───── ENTRIES SUPPLIED

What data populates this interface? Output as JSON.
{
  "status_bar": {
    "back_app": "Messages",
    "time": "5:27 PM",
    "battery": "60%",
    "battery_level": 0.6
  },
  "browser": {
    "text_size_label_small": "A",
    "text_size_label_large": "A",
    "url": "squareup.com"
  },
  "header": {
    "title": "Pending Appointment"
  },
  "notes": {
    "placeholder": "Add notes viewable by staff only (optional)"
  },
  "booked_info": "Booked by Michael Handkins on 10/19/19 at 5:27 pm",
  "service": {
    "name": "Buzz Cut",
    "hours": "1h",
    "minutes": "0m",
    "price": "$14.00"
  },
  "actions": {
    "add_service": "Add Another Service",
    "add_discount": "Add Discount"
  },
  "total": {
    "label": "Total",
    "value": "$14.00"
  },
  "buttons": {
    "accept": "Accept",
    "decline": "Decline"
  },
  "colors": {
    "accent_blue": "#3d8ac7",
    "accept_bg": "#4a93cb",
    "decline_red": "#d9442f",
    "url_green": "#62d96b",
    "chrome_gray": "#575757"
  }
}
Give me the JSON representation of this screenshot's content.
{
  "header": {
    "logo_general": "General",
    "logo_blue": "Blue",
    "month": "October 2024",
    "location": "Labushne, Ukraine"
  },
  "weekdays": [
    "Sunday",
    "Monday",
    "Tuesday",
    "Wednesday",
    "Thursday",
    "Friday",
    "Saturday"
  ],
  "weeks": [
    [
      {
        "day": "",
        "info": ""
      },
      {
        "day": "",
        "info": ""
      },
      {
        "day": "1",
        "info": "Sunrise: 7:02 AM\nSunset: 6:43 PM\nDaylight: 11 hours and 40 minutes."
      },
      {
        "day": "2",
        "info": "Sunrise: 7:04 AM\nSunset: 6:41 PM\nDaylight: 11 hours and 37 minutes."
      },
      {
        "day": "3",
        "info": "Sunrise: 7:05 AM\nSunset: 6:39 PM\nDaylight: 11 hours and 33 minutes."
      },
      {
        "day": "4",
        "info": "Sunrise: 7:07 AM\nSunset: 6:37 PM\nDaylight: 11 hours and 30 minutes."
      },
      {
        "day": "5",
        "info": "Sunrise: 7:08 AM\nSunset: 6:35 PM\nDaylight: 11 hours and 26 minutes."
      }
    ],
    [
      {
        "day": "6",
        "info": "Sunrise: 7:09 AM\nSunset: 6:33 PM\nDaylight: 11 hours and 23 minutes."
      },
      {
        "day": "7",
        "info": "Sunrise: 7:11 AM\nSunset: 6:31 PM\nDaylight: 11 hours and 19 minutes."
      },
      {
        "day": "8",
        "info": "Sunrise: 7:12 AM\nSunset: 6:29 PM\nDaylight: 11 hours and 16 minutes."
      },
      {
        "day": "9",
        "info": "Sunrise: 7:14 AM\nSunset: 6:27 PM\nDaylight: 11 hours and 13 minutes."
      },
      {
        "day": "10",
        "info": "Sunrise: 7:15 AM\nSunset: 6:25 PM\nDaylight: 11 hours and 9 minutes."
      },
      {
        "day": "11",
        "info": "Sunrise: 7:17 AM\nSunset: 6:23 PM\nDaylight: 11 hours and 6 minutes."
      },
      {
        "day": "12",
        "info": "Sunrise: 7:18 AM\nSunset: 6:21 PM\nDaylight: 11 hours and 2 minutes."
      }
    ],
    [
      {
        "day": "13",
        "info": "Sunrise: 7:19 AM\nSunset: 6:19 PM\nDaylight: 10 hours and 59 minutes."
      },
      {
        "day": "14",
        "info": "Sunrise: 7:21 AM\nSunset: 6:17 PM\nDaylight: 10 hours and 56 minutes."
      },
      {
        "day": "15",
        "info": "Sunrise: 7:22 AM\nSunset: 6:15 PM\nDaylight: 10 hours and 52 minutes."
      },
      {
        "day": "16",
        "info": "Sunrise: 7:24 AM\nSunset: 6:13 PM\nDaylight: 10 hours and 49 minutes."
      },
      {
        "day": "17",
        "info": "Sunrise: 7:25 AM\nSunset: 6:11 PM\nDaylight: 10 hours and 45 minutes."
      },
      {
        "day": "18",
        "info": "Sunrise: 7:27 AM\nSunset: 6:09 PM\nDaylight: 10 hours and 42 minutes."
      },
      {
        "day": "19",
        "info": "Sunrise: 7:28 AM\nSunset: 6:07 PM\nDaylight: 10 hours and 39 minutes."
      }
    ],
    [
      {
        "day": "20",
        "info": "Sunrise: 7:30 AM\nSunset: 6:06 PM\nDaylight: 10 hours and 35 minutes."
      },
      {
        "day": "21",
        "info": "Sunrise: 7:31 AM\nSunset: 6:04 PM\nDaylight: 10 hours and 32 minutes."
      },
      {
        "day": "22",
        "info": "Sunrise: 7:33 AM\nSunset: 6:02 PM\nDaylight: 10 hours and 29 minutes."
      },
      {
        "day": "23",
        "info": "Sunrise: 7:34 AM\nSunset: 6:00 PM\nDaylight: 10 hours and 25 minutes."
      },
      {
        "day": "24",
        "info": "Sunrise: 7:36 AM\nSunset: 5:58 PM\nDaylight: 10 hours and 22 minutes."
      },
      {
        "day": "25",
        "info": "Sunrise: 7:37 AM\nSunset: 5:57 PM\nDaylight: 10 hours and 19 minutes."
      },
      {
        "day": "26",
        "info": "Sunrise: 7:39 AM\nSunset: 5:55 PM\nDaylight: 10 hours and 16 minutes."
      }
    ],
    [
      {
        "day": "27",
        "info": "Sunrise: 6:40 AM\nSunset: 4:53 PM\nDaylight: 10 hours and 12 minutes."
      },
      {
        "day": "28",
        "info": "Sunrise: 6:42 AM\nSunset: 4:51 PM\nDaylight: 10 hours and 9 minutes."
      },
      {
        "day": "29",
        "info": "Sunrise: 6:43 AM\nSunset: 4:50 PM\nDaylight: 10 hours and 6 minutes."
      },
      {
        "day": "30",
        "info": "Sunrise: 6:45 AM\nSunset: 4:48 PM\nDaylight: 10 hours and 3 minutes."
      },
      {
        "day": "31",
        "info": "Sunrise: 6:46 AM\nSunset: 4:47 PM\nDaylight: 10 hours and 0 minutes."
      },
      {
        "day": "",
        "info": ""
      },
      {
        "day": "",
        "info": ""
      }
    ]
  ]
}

──────────

* _EXERCISE BRIEF_:
Each entry above needs to be retyped exactly.

* _SOLUTION FOR THIS EXERCISE_:
What data populates this interface? Output as JSON.
{
  "status_bar": {
    "back_app": "Messages",
    "time": "5:27 PM",
    "battery": "60%",
    "battery_level": 0.6
  },
  "browser": {
    "text_size_label_small": "A",
    "text_size_label_large": "A",
    "url": "squareup.com"
  },
  "header": {
    "title": "Pending Appointment"
  },
  "notes": {
    "placeholder": "Add notes viewable by staff only (optional)"
  },
  "booked_info": "Booked by Michael Handkins on 10/19/19 at 5:27 pm",
  "service": {
    "name": "Buzz Cut",
    "hours": "1h",
    "minutes": "0m",
    "price": "$14.00"
  },
  "actions": {
    "add_service": "Add Another Service",
    "add_discount": "Add Discount"
  },
  "total": {
    "label": "Total",
    "value": "$14.00"
  },
  "buttons": {
    "accept": "Accept",
    "decline": "Decline"
  },
  "colors": {
    "accent_blue": "#3d8ac7",
    "accept_bg": "#4a93cb",
    "decline_red": "#d9442f",
    "url_green": "#62d96b",
    "chrome_gray": "#575757"
  }
}
Give me the JSON representation of this screenshot's content.
{
  "header": {
    "logo_general": "General",
    "logo_blue": "Blue",
    "month": "October 2024",
    "location": "Labushne, Ukraine"
  },
  "weekdays": [
    "Sunday",
    "Monday",
    "Tuesday",
    "Wednesday",
    "Thursday",
    "Friday",
    "Saturday"
  ],
  "weeks": [
    [
      {
        "day": "",
        "info": ""
      },
      {
        "day": "",
        "info": ""
      },
      {
        "day": "1",
        "info": "Sunrise: 7:02 AM\nSunset: 6:43 PM\nDaylight: 11 hours and 40 minutes."
      },
      {
        "day": "2",
        "info": "Sunrise: 7:04 AM\nSunset: 6:41 PM\nDaylight: 11 hours and 37 minutes."
      },
      {
        "day": "3",
        "info": "Sunrise: 7:05 AM\nSunset: 6:39 PM\nDaylight: 11 hours and 33 minutes."
      },
      {
        "day": "4",
        "info": "Sunrise: 7:07 AM\nSunset: 6:37 PM\nDaylight: 11 hours and 30 minutes."
      },
      {
        "day": "5",
        "info": "Sunrise: 7:08 AM\nSunset: 6:35 PM\nDaylight: 11 hours and 26 minutes."
      }
    ],
    [
      {
        "day": "6",
        "info": "Sunrise: 7:09 AM\nSunset: 6:33 PM\nDaylight: 11 hours and 23 minutes."
      },
      {
        "day": "7",
        "info": "Sunrise: 7:11 AM\nSunset: 6:31 PM\nDaylight: 11 hours and 19 minutes."
      },
      {
        "day": "8",
        "info": "Sunrise: 7:12 AM\nSunset: 6:29 PM\nDaylight: 11 hours and 16 minutes."
      },
      {
        "day": "9",
        "info": "Sunrise: 7:14 AM\nSunset: 6:27 PM\nDaylight: 11 hours and 13 minutes."
      },
      {
        "day": "10",
        "info": "Sunrise: 7:15 AM\nSunset: 6:25 PM\nDaylight: 11 hours and 9 minutes."
      },
      {
        "day": "11",
        "info": "Sunrise: 7:17 AM\nSunset: 6:23 PM\nDaylight: 11 hours and 6 minutes."
      },
      {
        "day": "12",
        "info": "Sunrise: 7:18 AM\nSunset: 6:21 PM\nDaylight: 11 hours and 2 minutes."
      }
    ],
    [
      {
        "day": "13",
        "info": "Sunrise: 7:19 AM\nSunset: 6:19 PM\nDaylight: 10 hours and 59 minutes."
      },
      {
        "day": "14",
        "info": "Sunrise: 7:21 AM\nSunset: 6:17 PM\nDaylight: 10 hours and 56 minutes."
      },
      {
        "day": "15",
        "info": "Sunrise: 7:22 AM\nSunset: 6:15 PM\nDaylight: 10 hours and 52 minutes."
      },
      {
        "day": "16",
        "info": "Sunrise: 7:24 AM\nSunset: 6:13 PM\nDaylight: 10 hours and 49 minutes."
      },
      {
        "day": "17",
        "info": "Sunrise: 7:25 AM\nSunset: 6:11 PM\nDaylight: 10 hours and 45 minutes."
      },
      {
        "day": "18",
        "info": "Sunrise: 7:27 AM\nSunset: 6:09 PM\nDaylight: 10 hours and 42 minutes."
      },
      {
        "day": "19",
        "info": "Sunrise: 7:28 AM\nSunset: 6:07 PM\nDaylight: 10 hours and 39 minutes."
      }
    ],
    [
      {
        "day": "20",
        "info": "Sunrise: 7:30 AM\nSunset: 6:06 PM\nDaylight: 10 hours and 35 minutes."
      },
      {
        "day": "21",
        "info": "Sunrise: 7:31 AM\nSunset: 6:04 PM\nDaylight: 10 hours and 32 minutes."
      },
      {
        "day": "22",
        "info": "Sunrise: 7:33 AM\nSunset: 6:02 PM\nDaylight: 10 hours and 29 minutes."
      },
      {
        "day": "23",
        "info": "Sunrise: 7:34 AM\nSunset: 6:00 PM\nDaylight: 10 hours and 25 minutes."
      },
      {
        "day": "24",
        "info": "Sunrise: 7:36 AM\nSunset: 5:58 PM\nDaylight: 10 hours and 22 minutes."
      },
      {
        "day": "25",
        "info": "Sunrise: 7:37 AM\nSunset: 5:57 PM\nDaylight: 10 hours and 19 minutes."
      },
      {
        "day": "26",
        "info": "Sunrise: 7:39 AM\nSunset: 5:55 PM\nDaylight: 10 hours and 16 minutes."
      }
    ],
    [
      {
        "day": "27",
        "info": "Sunrise: 6:40 AM\nSunset: 4:53 PM\nDaylight: 10 hours and 12 minutes."
      },
      {
        "day": "28",
        "info": "Sunrise: 6:42 AM\nSunset: 4:51 PM\nDaylight: 10 hours and 9 minutes."
      },
      {
        "day": "29",
        "info": "Sunrise: 6:43 AM\nSunset: 4:50 PM\nDaylight: 10 hours and 6 minutes."
      },
      {
        "day": "30",
        "info": "Sunrise: 6:45 AM\nSunset: 4:48 PM\nDaylight: 10 hours and 3 minutes."
      },
      {
        "day": "31",
        "info": "Sunrise: 6:46 AM\nSunset: 4:47 PM\nDaylight: 10 hours and 0 minutes."
      },
      {
        "day": "",
        "info": ""
      },
      {
        "day": "",
        "info": ""
      }
    ]
  ]
}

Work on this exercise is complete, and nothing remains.